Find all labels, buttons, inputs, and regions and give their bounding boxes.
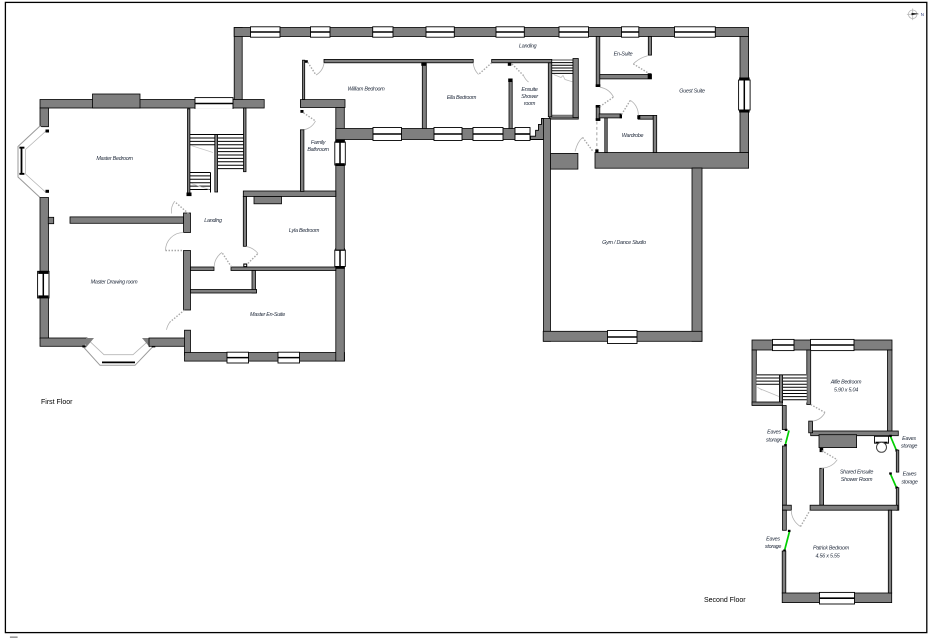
svg-text:Eaves: Eaves — [903, 472, 917, 478]
svg-text:Eaves: Eaves — [902, 436, 916, 442]
svg-text:Eaves: Eaves — [766, 537, 780, 543]
svg-text:First Floor: First Floor — [41, 399, 73, 406]
svg-text:Shower Room: Shower Room — [841, 477, 873, 483]
svg-text:Shower: Shower — [521, 94, 538, 100]
svg-text:Second Floor: Second Floor — [704, 597, 746, 604]
svg-text:Master En-Suite: Master En-Suite — [250, 312, 285, 318]
svg-text:Family: Family — [311, 140, 326, 146]
svg-text:Landing: Landing — [204, 218, 222, 224]
svg-text:Patrick Bedroom: Patrick Bedroom — [813, 546, 850, 552]
svg-text:storage: storage — [901, 444, 917, 450]
svg-text:Master Drawing room: Master Drawing room — [91, 280, 139, 286]
svg-text:Bathroom: Bathroom — [307, 147, 329, 153]
svg-text:Alfie Bedroom: Alfie Bedroom — [830, 380, 862, 386]
svg-text:Shared Ensuite: Shared Ensuite — [840, 470, 874, 476]
svg-text:room: room — [524, 101, 536, 107]
svg-text:Guest Suite: Guest Suite — [679, 89, 705, 95]
svg-text:Landing: Landing — [519, 44, 537, 50]
svg-text:5.90 x 5.04: 5.90 x 5.04 — [834, 388, 858, 394]
svg-text:Ensuite: Ensuite — [521, 87, 537, 93]
svg-text:storage: storage — [766, 438, 782, 444]
svg-text:storage: storage — [765, 544, 781, 550]
svg-text:Wardrobe: Wardrobe — [622, 133, 644, 139]
svg-text:Eaves: Eaves — [767, 430, 781, 436]
svg-text:Ella Bedroom: Ella Bedroom — [447, 95, 477, 101]
svg-text:Master Bedroom: Master Bedroom — [96, 156, 133, 162]
svg-text:Gym / Dance Studio: Gym / Dance Studio — [602, 240, 646, 246]
svg-text:Lyla Bedroom: Lyla Bedroom — [289, 228, 320, 234]
svg-text:William Bedroom: William Bedroom — [348, 87, 386, 93]
svg-text:En-Suite: En-Suite — [614, 52, 633, 58]
svg-text:N: N — [921, 12, 924, 17]
svg-text:storage: storage — [901, 480, 917, 486]
svg-text:4.56 x 5.55: 4.56 x 5.55 — [816, 554, 841, 560]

· · · · · · ·

## GIVEN EXERCISE
Pull out every line of the records from the one containing "svg-text:Eaves: Eaves — [903, 472, 917, 478]" down to the one containing "svg-text:Shower: Shower — [521, 94, 538, 100]", both ends included, and copy them unchanged.

## RESULT FOR THIS TASK
svg-text:Eaves: Eaves — [903, 472, 917, 478]
svg-text:Eaves: Eaves — [902, 436, 916, 442]
svg-text:Eaves: Eaves — [766, 537, 780, 543]
svg-text:First Floor: First Floor — [41, 399, 73, 406]
svg-text:Shower Room: Shower Room — [841, 477, 873, 483]
svg-text:Shower: Shower — [521, 94, 538, 100]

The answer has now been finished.